*TASK TO COMPLETE:* Can you write out all the lines word for word, with no pictures?

[Extracted data entries]
※
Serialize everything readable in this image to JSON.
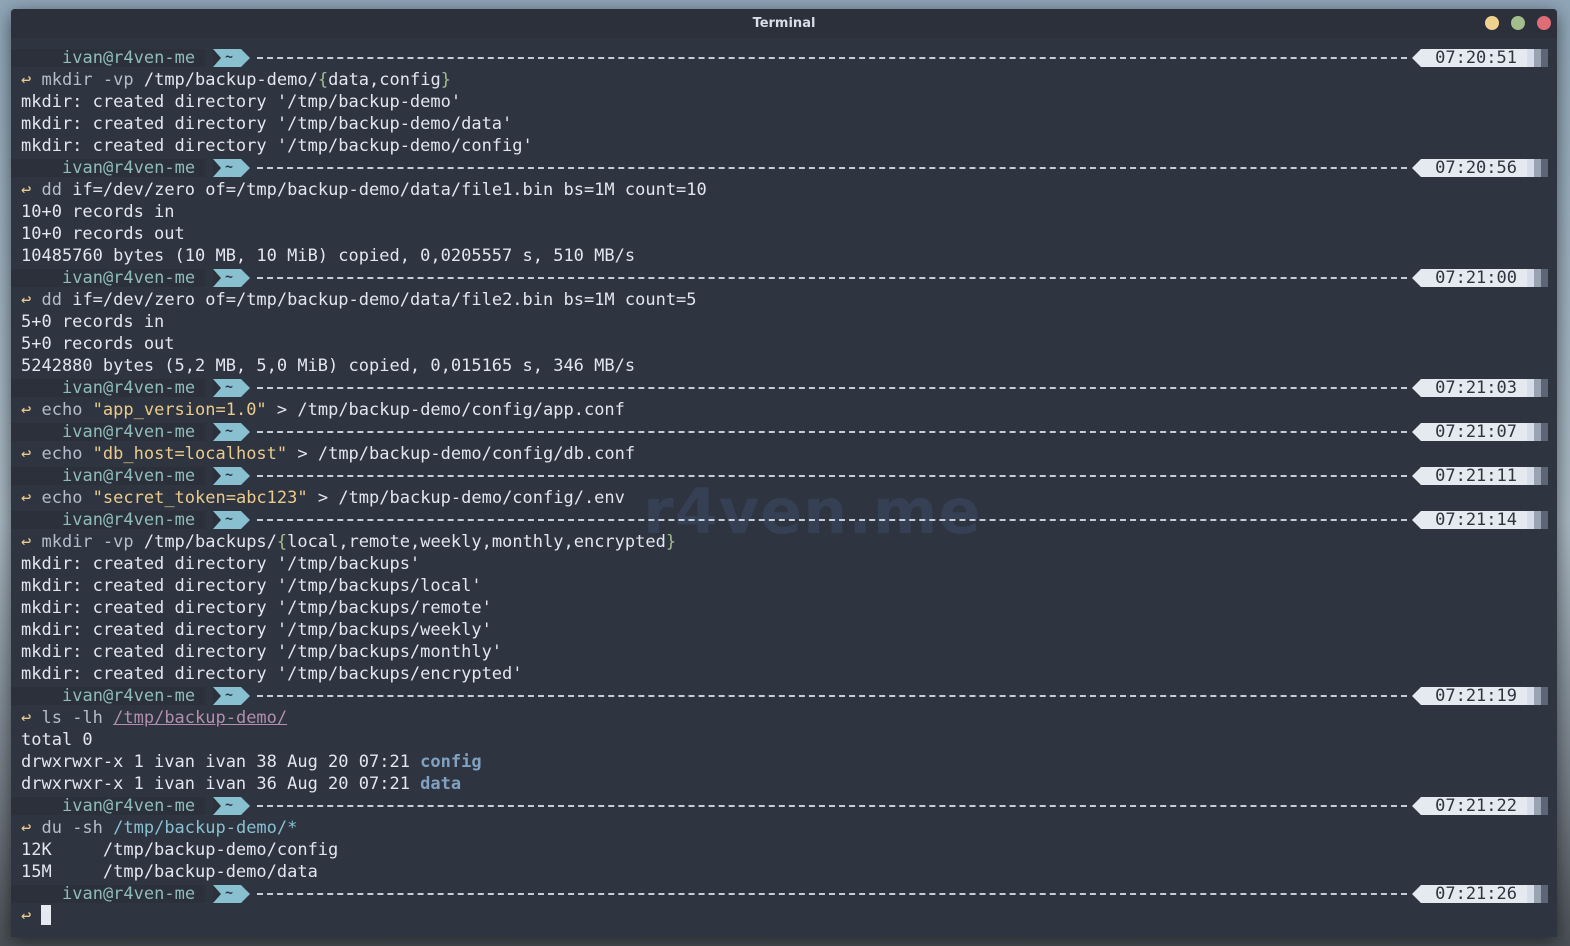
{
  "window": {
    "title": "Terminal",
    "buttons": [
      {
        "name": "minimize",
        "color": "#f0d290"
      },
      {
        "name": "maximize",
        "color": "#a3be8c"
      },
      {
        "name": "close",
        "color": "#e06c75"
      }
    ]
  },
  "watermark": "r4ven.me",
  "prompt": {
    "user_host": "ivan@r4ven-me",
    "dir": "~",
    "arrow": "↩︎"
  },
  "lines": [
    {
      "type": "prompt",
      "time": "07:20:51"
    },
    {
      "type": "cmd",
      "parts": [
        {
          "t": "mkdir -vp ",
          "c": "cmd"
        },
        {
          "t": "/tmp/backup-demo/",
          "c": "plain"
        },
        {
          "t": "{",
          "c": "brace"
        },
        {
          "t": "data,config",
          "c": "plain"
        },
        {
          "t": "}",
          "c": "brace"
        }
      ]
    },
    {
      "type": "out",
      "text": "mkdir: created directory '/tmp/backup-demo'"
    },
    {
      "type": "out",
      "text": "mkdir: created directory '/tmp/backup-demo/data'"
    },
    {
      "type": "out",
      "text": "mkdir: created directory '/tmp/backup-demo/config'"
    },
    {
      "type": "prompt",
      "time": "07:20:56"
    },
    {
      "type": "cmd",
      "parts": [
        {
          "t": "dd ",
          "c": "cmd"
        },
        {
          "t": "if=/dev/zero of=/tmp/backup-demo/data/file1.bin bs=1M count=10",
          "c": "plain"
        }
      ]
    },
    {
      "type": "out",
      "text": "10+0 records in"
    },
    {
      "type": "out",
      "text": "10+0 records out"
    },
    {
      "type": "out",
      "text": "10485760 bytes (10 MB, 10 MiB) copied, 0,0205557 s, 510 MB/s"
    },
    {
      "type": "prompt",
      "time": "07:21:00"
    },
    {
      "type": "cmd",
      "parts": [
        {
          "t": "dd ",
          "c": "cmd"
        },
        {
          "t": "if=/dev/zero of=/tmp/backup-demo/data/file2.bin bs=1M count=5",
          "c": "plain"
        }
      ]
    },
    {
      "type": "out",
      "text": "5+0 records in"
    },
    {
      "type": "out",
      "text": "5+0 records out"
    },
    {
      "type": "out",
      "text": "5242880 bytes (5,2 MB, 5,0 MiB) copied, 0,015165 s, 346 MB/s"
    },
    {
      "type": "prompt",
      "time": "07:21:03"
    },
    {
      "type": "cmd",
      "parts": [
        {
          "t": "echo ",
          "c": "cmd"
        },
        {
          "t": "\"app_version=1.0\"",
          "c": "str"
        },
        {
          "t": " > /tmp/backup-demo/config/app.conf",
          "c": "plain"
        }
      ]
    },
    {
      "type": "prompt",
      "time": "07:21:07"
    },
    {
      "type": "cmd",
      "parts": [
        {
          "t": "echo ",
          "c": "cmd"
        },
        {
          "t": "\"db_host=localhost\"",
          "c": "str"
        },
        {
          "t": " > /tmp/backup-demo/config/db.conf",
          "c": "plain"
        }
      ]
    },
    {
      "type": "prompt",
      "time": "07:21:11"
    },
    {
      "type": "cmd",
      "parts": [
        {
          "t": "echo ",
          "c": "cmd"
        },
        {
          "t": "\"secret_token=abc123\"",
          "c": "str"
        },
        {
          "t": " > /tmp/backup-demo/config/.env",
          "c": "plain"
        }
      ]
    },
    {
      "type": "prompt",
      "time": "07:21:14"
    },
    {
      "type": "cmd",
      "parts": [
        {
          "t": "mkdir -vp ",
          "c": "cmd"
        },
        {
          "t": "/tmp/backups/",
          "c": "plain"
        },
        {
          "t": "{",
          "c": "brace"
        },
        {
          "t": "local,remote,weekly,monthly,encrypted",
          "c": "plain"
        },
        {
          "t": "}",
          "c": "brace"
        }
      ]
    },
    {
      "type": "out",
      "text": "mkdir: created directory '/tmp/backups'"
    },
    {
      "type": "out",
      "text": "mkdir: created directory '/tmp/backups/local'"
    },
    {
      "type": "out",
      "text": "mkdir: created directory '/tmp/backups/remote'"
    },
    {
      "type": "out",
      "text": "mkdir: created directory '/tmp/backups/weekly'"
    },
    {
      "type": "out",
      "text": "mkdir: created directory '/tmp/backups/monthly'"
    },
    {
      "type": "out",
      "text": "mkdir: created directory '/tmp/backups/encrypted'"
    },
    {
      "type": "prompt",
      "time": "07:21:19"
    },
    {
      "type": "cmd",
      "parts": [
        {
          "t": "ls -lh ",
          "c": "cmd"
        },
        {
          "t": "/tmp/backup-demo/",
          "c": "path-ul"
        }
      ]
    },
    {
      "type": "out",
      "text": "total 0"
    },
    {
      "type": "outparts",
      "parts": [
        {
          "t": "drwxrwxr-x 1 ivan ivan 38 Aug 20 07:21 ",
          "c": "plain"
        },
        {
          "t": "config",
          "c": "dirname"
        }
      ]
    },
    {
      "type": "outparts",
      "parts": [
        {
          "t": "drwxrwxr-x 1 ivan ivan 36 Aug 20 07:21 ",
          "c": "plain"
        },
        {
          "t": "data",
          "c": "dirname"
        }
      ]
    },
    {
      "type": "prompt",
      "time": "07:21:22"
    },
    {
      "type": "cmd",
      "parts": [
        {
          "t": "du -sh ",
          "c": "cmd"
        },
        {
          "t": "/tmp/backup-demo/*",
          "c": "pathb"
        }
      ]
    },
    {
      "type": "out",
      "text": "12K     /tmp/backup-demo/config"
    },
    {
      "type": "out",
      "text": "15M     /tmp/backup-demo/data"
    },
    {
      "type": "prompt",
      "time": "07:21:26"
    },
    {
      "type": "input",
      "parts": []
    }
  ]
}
※
*FINISHED ANSWER:*
Serialize everything readable in this image to JSON.
{
  "window": {
    "title": "Terminal",
    "buttons": [
      {
        "name": "minimize",
        "color": "#f0d290"
      },
      {
        "name": "maximize",
        "color": "#a3be8c"
      },
      {
        "name": "close",
        "color": "#e06c75"
      }
    ]
  },
  "watermark": "r4ven.me",
  "prompt": {
    "user_host": "ivan@r4ven-me",
    "dir": "~",
    "arrow": "↩︎"
  },
  "lines": [
    {
      "type": "prompt",
      "time": "07:20:51"
    },
    {
      "type": "cmd",
      "parts": [
        {
          "t": "mkdir -vp ",
          "c": "cmd"
        },
        {
          "t": "/tmp/backup-demo/",
          "c": "plain"
        },
        {
          "t": "{",
          "c": "brace"
        },
        {
          "t": "data,config",
          "c": "plain"
        },
        {
          "t": "}",
          "c": "brace"
        }
      ]
    },
    {
      "type": "out",
      "text": "mkdir: created directory '/tmp/backup-demo'"
    },
    {
      "type": "out",
      "text": "mkdir: created directory '/tmp/backup-demo/data'"
    },
    {
      "type": "out",
      "text": "mkdir: created directory '/tmp/backup-demo/config'"
    },
    {
      "type": "prompt",
      "time": "07:20:56"
    },
    {
      "type": "cmd",
      "parts": [
        {
          "t": "dd ",
          "c": "cmd"
        },
        {
          "t": "if=/dev/zero of=/tmp/backup-demo/data/file1.bin bs=1M count=10",
          "c": "plain"
        }
      ]
    },
    {
      "type": "out",
      "text": "10+0 records in"
    },
    {
      "type": "out",
      "text": "10+0 records out"
    },
    {
      "type": "out",
      "text": "10485760 bytes (10 MB, 10 MiB) copied, 0,0205557 s, 510 MB/s"
    },
    {
      "type": "prompt",
      "time": "07:21:00"
    },
    {
      "type": "cmd",
      "parts": [
        {
          "t": "dd ",
          "c": "cmd"
        },
        {
          "t": "if=/dev/zero of=/tmp/backup-demo/data/file2.bin bs=1M count=5",
          "c": "plain"
        }
      ]
    },
    {
      "type": "out",
      "text": "5+0 records in"
    },
    {
      "type": "out",
      "text": "5+0 records out"
    },
    {
      "type": "out",
      "text": "5242880 bytes (5,2 MB, 5,0 MiB) copied, 0,015165 s, 346 MB/s"
    },
    {
      "type": "prompt",
      "time": "07:21:03"
    },
    {
      "type": "cmd",
      "parts": [
        {
          "t": "echo ",
          "c": "cmd"
        },
        {
          "t": "\"app_version=1.0\"",
          "c": "str"
        },
        {
          "t": " > /tmp/backup-demo/config/app.conf",
          "c": "plain"
        }
      ]
    },
    {
      "type": "prompt",
      "time": "07:21:07"
    },
    {
      "type": "cmd",
      "parts": [
        {
          "t": "echo ",
          "c": "cmd"
        },
        {
          "t": "\"db_host=localhost\"",
          "c": "str"
        },
        {
          "t": " > /tmp/backup-demo/config/db.conf",
          "c": "plain"
        }
      ]
    },
    {
      "type": "prompt",
      "time": "07:21:11"
    },
    {
      "type": "cmd",
      "parts": [
        {
          "t": "echo ",
          "c": "cmd"
        },
        {
          "t": "\"secret_token=abc123\"",
          "c": "str"
        },
        {
          "t": " > /tmp/backup-demo/config/.env",
          "c": "plain"
        }
      ]
    },
    {
      "type": "prompt",
      "time": "07:21:14"
    },
    {
      "type": "cmd",
      "parts": [
        {
          "t": "mkdir -vp ",
          "c": "cmd"
        },
        {
          "t": "/tmp/backups/",
          "c": "plain"
        },
        {
          "t": "{",
          "c": "brace"
        },
        {
          "t": "local,remote,weekly,monthly,encrypted",
          "c": "plain"
        },
        {
          "t": "}",
          "c": "brace"
        }
      ]
    },
    {
      "type": "out",
      "text": "mkdir: created directory '/tmp/backups'"
    },
    {
      "type": "out",
      "text": "mkdir: created directory '/tmp/backups/local'"
    },
    {
      "type": "out",
      "text": "mkdir: created directory '/tmp/backups/remote'"
    },
    {
      "type": "out",
      "text": "mkdir: created directory '/tmp/backups/weekly'"
    },
    {
      "type": "out",
      "text": "mkdir: created directory '/tmp/backups/monthly'"
    },
    {
      "type": "out",
      "text": "mkdir: created directory '/tmp/backups/encrypted'"
    },
    {
      "type": "prompt",
      "time": "07:21:19"
    },
    {
      "type": "cmd",
      "parts": [
        {
          "t": "ls -lh ",
          "c": "cmd"
        },
        {
          "t": "/tmp/backup-demo/",
          "c": "path-ul"
        }
      ]
    },
    {
      "type": "out",
      "text": "total 0"
    },
    {
      "type": "outparts",
      "parts": [
        {
          "t": "drwxrwxr-x 1 ivan ivan 38 Aug 20 07:21 ",
          "c": "plain"
        },
        {
          "t": "config",
          "c": "dirname"
        }
      ]
    },
    {
      "type": "outparts",
      "parts": [
        {
          "t": "drwxrwxr-x 1 ivan ivan 36 Aug 20 07:21 ",
          "c": "plain"
        },
        {
          "t": "data",
          "c": "dirname"
        }
      ]
    },
    {
      "type": "prompt",
      "time": "07:21:22"
    },
    {
      "type": "cmd",
      "parts": [
        {
          "t": "du -sh ",
          "c": "cmd"
        },
        {
          "t": "/tmp/backup-demo/*",
          "c": "pathb"
        }
      ]
    },
    {
      "type": "out",
      "text": "12K     /tmp/backup-demo/config"
    },
    {
      "type": "out",
      "text": "15M     /tmp/backup-demo/data"
    },
    {
      "type": "prompt",
      "time": "07:21:26"
    },
    {
      "type": "input",
      "parts": []
    }
  ]
}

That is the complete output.